◆ SUPPLIED TEXT:
============================================================

As a Turk, I'm actually happy that we were told that we can't join at all due to the referendum results. Not for me, I see myself similar to the friend you talked about, with a western culture, wanting to get off but failing, but for Europe. Allowing the 51% to roam around Europe would seriously damage the level of culture and freedom you have reached.
Let me see if I can follow the logic.

There are people in turkey that are more western.

These people would leave turkey if possible, but they can't.

This is making turkey less western?

Wouldn't that have the opposite effect? The west is generally responsible for the brain drain in less successful countries. Throwing borders up will keep those people who share our views in those countries. It's a fair bet that those people will be the force for good change in their governments more likely within their country than outside it.

There is a 49% in Turkey, and then there is 51%.

51 won and this happened.

We need to introduce some sort of minority action in democracy. The smaller pluralities should not be powerless against the majority...

The problem there I suppose would be neutral arbitration. sigh

Most countries tend to have or quickly get rules to make constitutional changes hard to pass. E.g. requiring 2/3 majority or even multiple votes across multiple parliaments, or the like. Couple that with constitutions that limit the governments power, and you get some reasonable degree of protection of minorities.

The ability to enact drastic change with a minimal majority like in Turkey (or the UK...) is terribly dangerous.

That's a great thought - I believe this is how democracy in the US used to work with more magnanimity and cooperation. Maybe I'm romanticizing, but I will think on how I can do my part to bring it to fruition.
Or something like proportional representation, maybe?
Proportional representation makes no difference for a straight yes/no vote.
51% won, but the vote rigging is staggering.

============================================================

◆ TASKS:
1 – From the Turkish referendum discussion, retype the passage between "51 won and this" and "is terribly dangerous.", inclusive.
2 – In the Turkish referendum discussion, what examples are given of rules that make constitutional changes hard to pass?

◆ DATASET ROWS:
============================================================

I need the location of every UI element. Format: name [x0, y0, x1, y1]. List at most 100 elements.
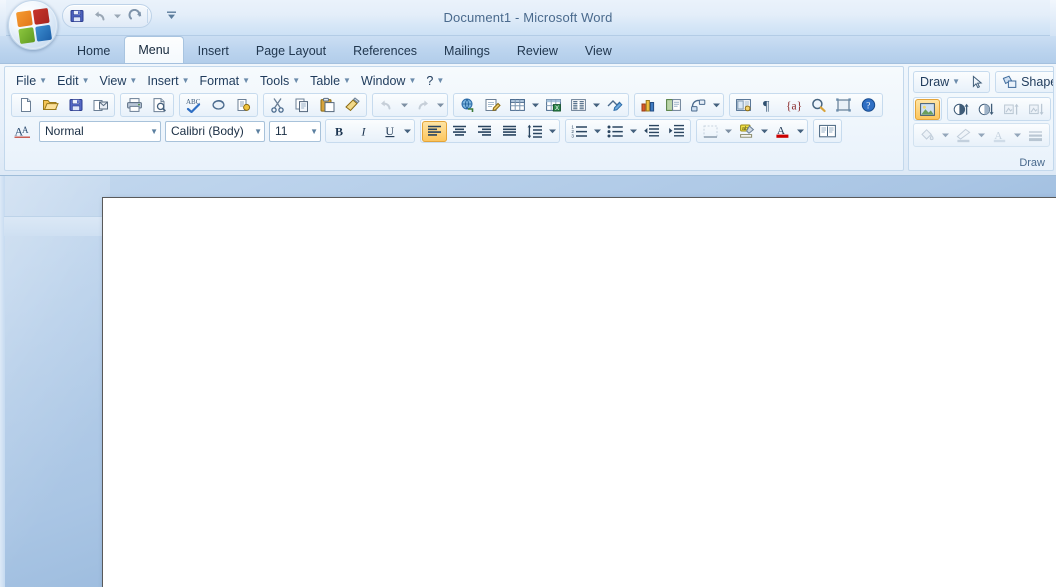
justify-icon[interactable] [497, 121, 522, 142]
less-contrast-icon[interactable] [974, 99, 999, 120]
table-dropdown-icon[interactable] [530, 95, 541, 116]
line-color-icon[interactable] [951, 125, 976, 146]
more-contrast-icon[interactable] [949, 99, 974, 120]
fill-color-icon[interactable] [915, 125, 940, 146]
hyperlink-icon[interactable] [455, 95, 480, 116]
insert-picture-icon[interactable] [915, 98, 940, 120]
align-center-icon[interactable] [447, 121, 472, 142]
open-folder-icon[interactable] [38, 95, 63, 116]
line-spacing-dropdown-icon[interactable] [547, 121, 558, 142]
font-color-dropdown-icon[interactable] [795, 121, 806, 142]
borders-icon[interactable] [698, 121, 723, 142]
cut-icon[interactable] [265, 95, 290, 116]
redo-icon[interactable] [410, 95, 435, 116]
menu-help[interactable]: ? ▼ [421, 72, 449, 90]
tab-references[interactable]: References [340, 39, 430, 63]
fill-color-dropdown-icon[interactable] [940, 125, 951, 146]
decrease-indent-icon[interactable] [639, 121, 664, 142]
font-color-icon[interactable]: A [770, 121, 795, 142]
tab-review[interactable]: Review [504, 39, 571, 63]
line-spacing-icon[interactable] [522, 121, 547, 142]
underline-icon[interactable]: U [377, 121, 402, 142]
field-braces-icon[interactable]: {a} [781, 95, 806, 116]
chart-icon[interactable] [636, 95, 661, 116]
more-brightness-icon[interactable] [999, 99, 1024, 120]
bullet-list-icon[interactable] [603, 121, 628, 142]
numbered-list-dropdown-icon[interactable] [592, 121, 603, 142]
increase-indent-icon[interactable] [664, 121, 689, 142]
excel-sheet-icon[interactable]: X [541, 95, 566, 116]
highlight-dropdown-icon[interactable] [759, 121, 770, 142]
font-size-combo[interactable]: 11 ▼ [269, 120, 321, 142]
font-color-dropdown-icon[interactable] [1012, 125, 1023, 146]
undo-icon[interactable] [374, 95, 399, 116]
select-objects-icon[interactable] [966, 71, 991, 93]
font-combo[interactable]: Calibri (Body) ▼ [165, 120, 265, 142]
menu-tools[interactable]: Tools ▼ [255, 72, 305, 90]
italic-icon[interactable]: I [352, 121, 377, 142]
document-page[interactable] [102, 197, 1056, 587]
numbered-list-icon[interactable]: 1 2 3 [567, 121, 592, 142]
research-icon[interactable] [206, 95, 231, 116]
bold-icon[interactable]: B [327, 121, 352, 142]
copy-icon[interactable] [290, 95, 315, 116]
underline-dropdown-icon[interactable] [402, 121, 413, 142]
highlight-icon[interactable]: ab [734, 121, 759, 142]
align-right-icon[interactable] [472, 121, 497, 142]
borders-dropdown-icon[interactable] [723, 121, 734, 142]
menu-insert[interactable]: Insert ▼ [142, 72, 194, 90]
line-color-dropdown-icon[interactable] [976, 125, 987, 146]
line-style-icon[interactable] [1023, 125, 1048, 146]
email-icon[interactable] [88, 95, 113, 116]
print-preview-icon[interactable] [147, 95, 172, 116]
smartart-icon[interactable] [686, 95, 711, 116]
undo-button[interactable] [89, 6, 111, 26]
tab-mailings[interactable]: Mailings [431, 39, 503, 63]
smartart-dropdown-icon[interactable] [711, 95, 722, 116]
less-brightness-icon[interactable] [1024, 99, 1049, 120]
undo-dropdown-icon[interactable] [112, 6, 123, 26]
paragraph-mark-icon[interactable]: ¶ [756, 95, 781, 116]
edit-document-icon[interactable] [480, 95, 505, 116]
menu-file[interactable]: File ▼ [11, 72, 52, 90]
office-button[interactable] [8, 0, 58, 50]
reading-layout-icon[interactable] [731, 95, 756, 116]
format-painter-icon[interactable] [340, 95, 365, 116]
font-color-icon[interactable]: A [987, 125, 1012, 146]
tab-menu[interactable]: Menu [124, 36, 184, 63]
document-map-icon[interactable] [661, 95, 686, 116]
save-icon[interactable] [63, 95, 88, 116]
customize-qat-icon[interactable] [163, 7, 179, 23]
zoom-icon[interactable] [806, 95, 831, 116]
save-button[interactable] [66, 6, 88, 26]
drawing-icon[interactable] [602, 95, 627, 116]
help-icon[interactable]: ? [856, 95, 881, 116]
menu-view[interactable]: View ▼ [95, 72, 143, 90]
new-document-icon[interactable] [13, 95, 38, 116]
table-icon[interactable] [505, 95, 530, 116]
columns-icon[interactable] [566, 95, 591, 116]
bullet-list-dropdown-icon[interactable] [628, 121, 639, 142]
tab-insert[interactable]: Insert [185, 39, 242, 63]
print-icon[interactable] [122, 95, 147, 116]
menu-table[interactable]: Table ▼ [305, 72, 356, 90]
menu-edit[interactable]: Edit ▼ [52, 72, 94, 90]
align-left-icon[interactable] [422, 120, 447, 142]
redo-dropdown-icon[interactable] [435, 95, 446, 116]
undo-dropdown-icon[interactable] [399, 95, 410, 116]
styles-formatting-icon[interactable]: A A [11, 121, 36, 142]
tab-page-layout[interactable]: Page Layout [243, 39, 339, 63]
menu-window[interactable]: Window ▼ [356, 72, 421, 90]
tab-view[interactable]: View [572, 39, 625, 63]
redo-button[interactable] [124, 6, 146, 26]
tab-home[interactable]: Home [64, 39, 123, 63]
fullscreen-icon[interactable] [831, 95, 856, 116]
shapes-button[interactable]: Shapes [995, 71, 1053, 93]
thesaurus-icon[interactable] [231, 95, 256, 116]
style-combo[interactable]: Normal ▼ [39, 120, 161, 142]
paste-icon[interactable] [315, 95, 340, 116]
draw-menu-button[interactable]: Draw ▼ [913, 71, 967, 93]
menu-format[interactable]: Format ▼ [195, 72, 256, 90]
spelling-icon[interactable]: ABC [181, 95, 206, 116]
book-icon[interactable] [815, 121, 840, 142]
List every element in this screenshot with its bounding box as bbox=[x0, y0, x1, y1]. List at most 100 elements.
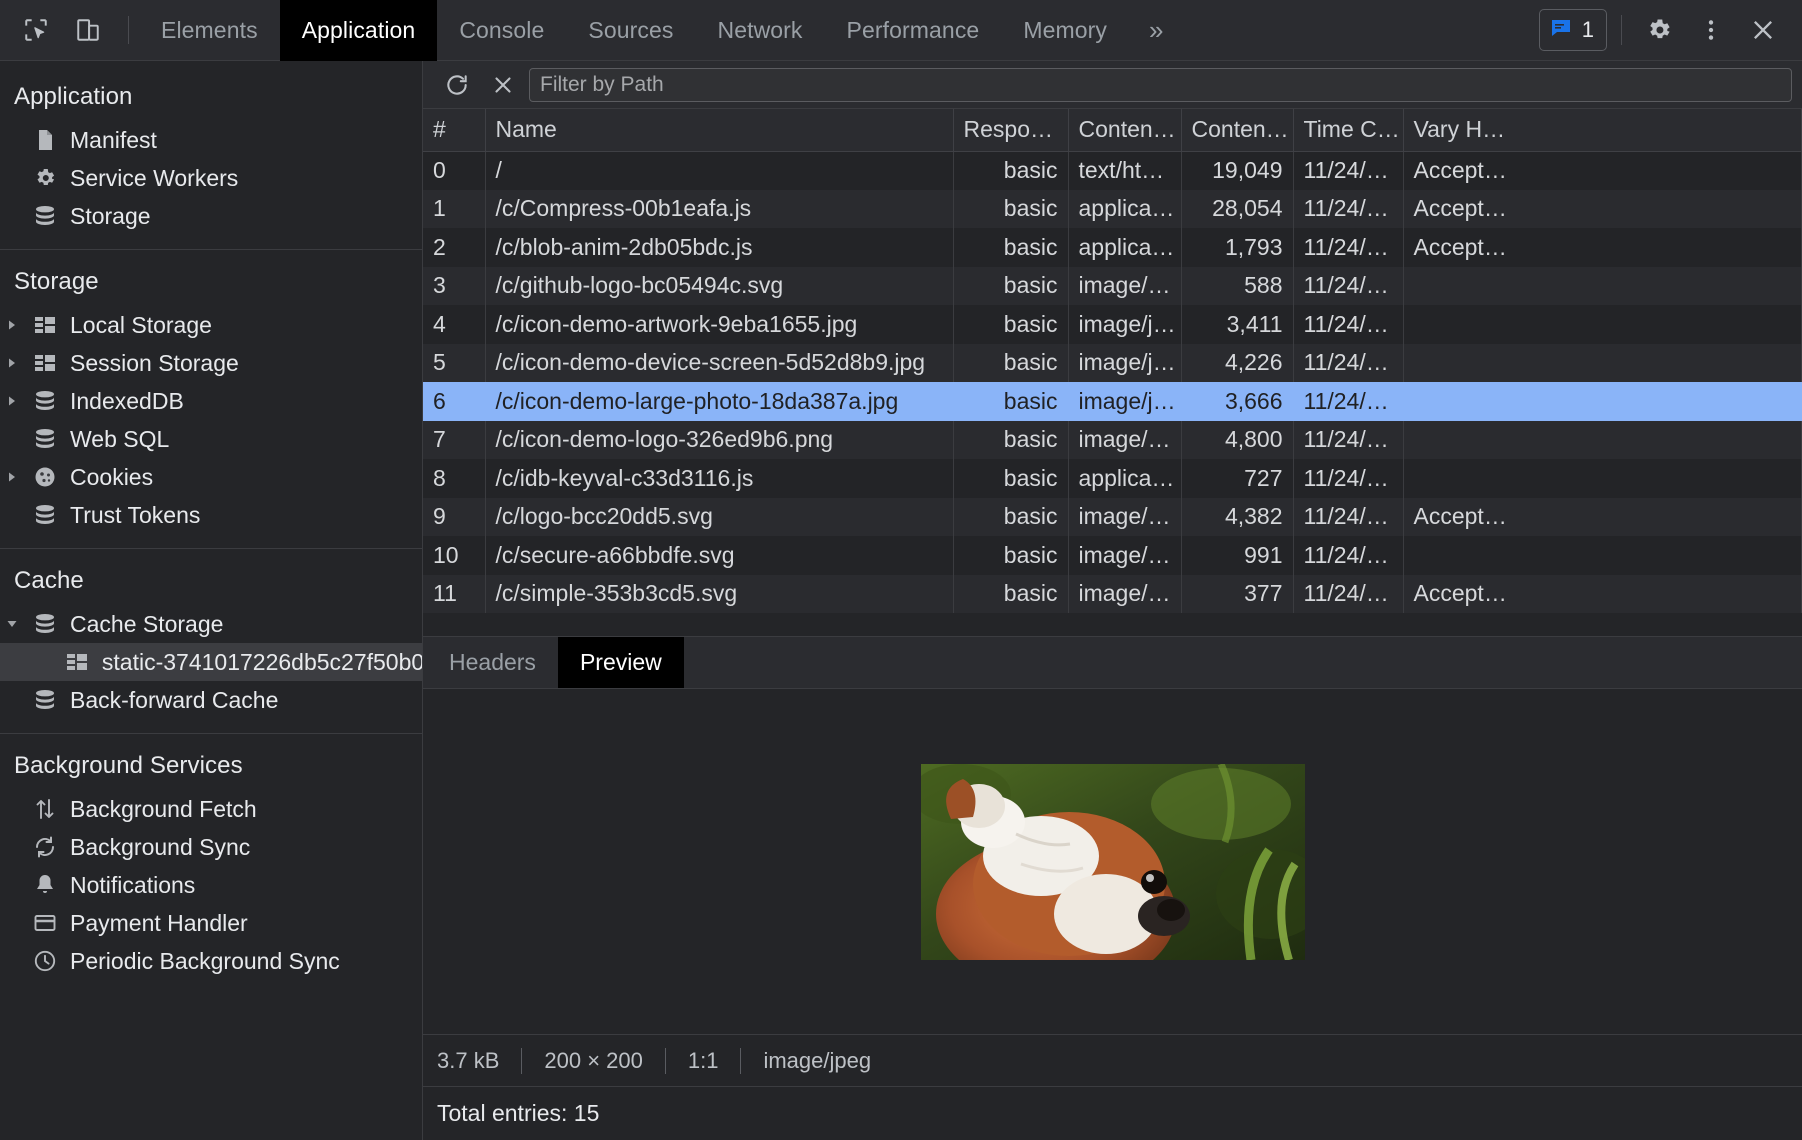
sidebar-item-notifications[interactable]: Notifications bbox=[0, 866, 422, 904]
cell-time-cached: 11/24/… bbox=[1293, 459, 1403, 498]
sidebar-item-label: Session Storage bbox=[70, 350, 239, 377]
tab-performance[interactable]: Performance bbox=[825, 0, 1002, 61]
cookie-icon bbox=[32, 464, 58, 490]
sidebar-item-label: Service Workers bbox=[70, 165, 238, 192]
cell-response-type: basic bbox=[953, 190, 1068, 229]
cell-index: 0 bbox=[423, 151, 485, 190]
tab-headers[interactable]: Headers bbox=[427, 637, 558, 688]
table-row[interactable]: 1/c/Compress-00b1eafa.jsbasicapplica…28,… bbox=[423, 190, 1802, 229]
column-header-name[interactable]: Name bbox=[485, 109, 953, 151]
table-row[interactable]: 3/c/github-logo-bc05494c.svgbasicimage/…… bbox=[423, 267, 1802, 306]
column-header-response-type[interactable]: Respo… bbox=[953, 109, 1068, 151]
close-icon[interactable] bbox=[1740, 7, 1786, 53]
sidebar-item-periodic-background-sync[interactable]: Periodic Background Sync bbox=[0, 942, 422, 980]
chevrons-right-icon: » bbox=[1149, 15, 1164, 46]
sidebar-section-title: Storage bbox=[0, 262, 422, 306]
table-row[interactable]: 9/c/logo-bcc20dd5.svgbasicimage/…4,38211… bbox=[423, 498, 1802, 537]
tab-application[interactable]: Application bbox=[280, 0, 438, 61]
delete-x-icon[interactable] bbox=[483, 65, 523, 105]
table-row[interactable]: 10/c/secure-a66bbdfe.svgbasicimage/…9911… bbox=[423, 536, 1802, 575]
cell-index: 11 bbox=[423, 575, 485, 614]
tree-spacer bbox=[4, 904, 20, 942]
table-row[interactable]: 4/c/icon-demo-artwork-9eba1655.jpgbasici… bbox=[423, 305, 1802, 344]
sidebar-section: StorageLocal Storage Session Storage Index… bbox=[0, 250, 422, 549]
sidebar-section-title: Application bbox=[0, 77, 422, 121]
tree-spacer bbox=[4, 420, 20, 458]
cell-content-length: 4,800 bbox=[1181, 421, 1293, 460]
sidebar-item-static-3741017226db5c27f50b0[interactable]: static-3741017226db5c27f50b0 bbox=[0, 643, 422, 681]
column-header-vary-header[interactable]: Vary H… bbox=[1403, 109, 1802, 151]
sidebar-item-storage[interactable]: Storage bbox=[0, 197, 422, 235]
tab-sources[interactable]: Sources bbox=[566, 0, 695, 61]
cell-index: 1 bbox=[423, 190, 485, 229]
tree-spacer bbox=[4, 681, 20, 719]
tab-console[interactable]: Console bbox=[437, 0, 566, 61]
sidebar-item-payment-handler[interactable]: Payment Handler bbox=[0, 904, 422, 942]
sidebar-item-background-fetch[interactable]: Background Fetch bbox=[0, 790, 422, 828]
cell-content-length: 4,226 bbox=[1181, 344, 1293, 383]
sidebar-item-cache-storage[interactable]: Cache Storage bbox=[0, 605, 422, 643]
sidebar-item-label: static-3741017226db5c27f50b0 bbox=[102, 649, 422, 676]
toolbar-divider-right bbox=[1621, 15, 1622, 45]
sidebar-item-session-storage[interactable]: Session Storage bbox=[0, 344, 422, 382]
cell-vary-header: Accept… bbox=[1403, 190, 1802, 229]
cell-time-cached: 11/24/… bbox=[1293, 151, 1403, 190]
sidebar-item-manifest[interactable]: Manifest bbox=[0, 121, 422, 159]
more-tabs-button[interactable]: » bbox=[1129, 0, 1184, 61]
table-row[interactable]: 7/c/icon-demo-logo-326ed9b6.pngbasicimag… bbox=[423, 421, 1802, 460]
cell-name: /c/blob-anim-2db05bdc.js bbox=[485, 228, 953, 267]
sidebar-item-local-storage[interactable]: Local Storage bbox=[0, 306, 422, 344]
cell-content-length: 3,411 bbox=[1181, 305, 1293, 344]
inspect-cursor-icon[interactable] bbox=[14, 8, 58, 52]
database-icon bbox=[32, 502, 58, 528]
tab-label: Network bbox=[717, 17, 802, 44]
meta-ratio: 1:1 bbox=[666, 1048, 741, 1074]
bell-icon bbox=[32, 872, 58, 898]
sidebar-item-cookies[interactable]: Cookies bbox=[0, 458, 422, 496]
table-header-row: # Name Respo… Conten… Conten… Time C… Va… bbox=[423, 109, 1802, 151]
table-row[interactable]: 5/c/icon-demo-device-screen-5d52d8b9.jpg… bbox=[423, 344, 1802, 383]
gear-icon[interactable] bbox=[1636, 7, 1682, 53]
three-dots-vertical-icon[interactable] bbox=[1688, 7, 1734, 53]
cell-index: 8 bbox=[423, 459, 485, 498]
refresh-icon[interactable] bbox=[437, 65, 477, 105]
tab-network[interactable]: Network bbox=[695, 0, 824, 61]
column-header-content-type[interactable]: Conten… bbox=[1068, 109, 1181, 151]
issues-badge[interactable]: 1 bbox=[1539, 9, 1607, 51]
sidebar-item-back-forward-cache[interactable]: Back-forward Cache bbox=[0, 681, 422, 719]
cell-vary-header: Accept… bbox=[1403, 228, 1802, 267]
sidebar-item-service-workers[interactable]: Service Workers bbox=[0, 159, 422, 197]
filter-input[interactable] bbox=[529, 68, 1792, 102]
sidebar-item-trust-tokens[interactable]: Trust Tokens bbox=[0, 496, 422, 534]
meta-dimensions: 200 × 200 bbox=[522, 1048, 664, 1074]
panel-tabs: Elements Application Console Sources Net… bbox=[139, 0, 1184, 61]
devtools-toolbar: Elements Application Console Sources Net… bbox=[0, 0, 1802, 61]
chevron-right-icon[interactable] bbox=[4, 458, 20, 496]
chevron-right-icon[interactable] bbox=[4, 344, 20, 382]
table-row[interactable]: 2/c/blob-anim-2db05bdc.jsbasicapplica…1,… bbox=[423, 228, 1802, 267]
column-header-content-length[interactable]: Conten… bbox=[1181, 109, 1293, 151]
tab-memory[interactable]: Memory bbox=[1001, 0, 1129, 61]
chevron-right-icon[interactable] bbox=[4, 382, 20, 420]
table-row[interactable]: 6/c/icon-demo-large-photo-18da387a.jpgba… bbox=[423, 382, 1802, 421]
column-header-time-cached[interactable]: Time C… bbox=[1293, 109, 1403, 151]
tab-elements[interactable]: Elements bbox=[139, 0, 280, 61]
sidebar-item-indexeddb[interactable]: IndexedDB bbox=[0, 382, 422, 420]
sidebar-item-background-sync[interactable]: Background Sync bbox=[0, 828, 422, 866]
sidebar-item-web-sql[interactable]: Web SQL bbox=[0, 420, 422, 458]
tab-preview[interactable]: Preview bbox=[558, 637, 684, 688]
cell-name: /c/idb-keyval-c33d3116.js bbox=[485, 459, 953, 498]
column-header-index[interactable]: # bbox=[423, 109, 485, 151]
cell-content-length: 991 bbox=[1181, 536, 1293, 575]
tree-spacer bbox=[4, 790, 20, 828]
device-toolbar-icon[interactable] bbox=[66, 8, 110, 52]
total-entries-label: Total entries: 15 bbox=[437, 1100, 599, 1127]
table-row[interactable]: 11/c/simple-353b3cd5.svgbasicimage/…3771… bbox=[423, 575, 1802, 614]
table-row[interactable]: 8/c/idb-keyval-c33d3116.jsbasicapplica…7… bbox=[423, 459, 1802, 498]
chevron-down-icon[interactable] bbox=[4, 605, 20, 643]
sidebar-section: ApplicationManifest Service Workers Storag… bbox=[0, 65, 422, 250]
cell-index: 4 bbox=[423, 305, 485, 344]
cache-entries-table-wrapper[interactable]: # Name Respo… Conten… Conten… Time C… Va… bbox=[423, 109, 1802, 636]
table-row[interactable]: 0/basictext/ht…19,04911/24/…Accept… bbox=[423, 151, 1802, 190]
chevron-right-icon[interactable] bbox=[4, 306, 20, 344]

============================================================

◆ SOLVED PROBLEMS:
1 –
51 won and this happened.

We need to introduce some sort of minority action in democracy. The smaller pluralities should not be powerless against the majority...

The problem there I suppose would be neutral arbitration. sigh

Most countries tend to have or quickly get rules to make constitutional changes hard to pass. E.g. requiring 2/3 majority or even multiple votes across multiple parliaments, or the like. Couple that with constitutions that limit the governments power, and you get some reasonable degree of protection of minorities.

The ability to enact drastic change with a minimal majority like in Turkey (or the UK...) is terribly dangerous.

2 – Requiring a 2/3 majority, or requiring multiple votes across multiple parliaments.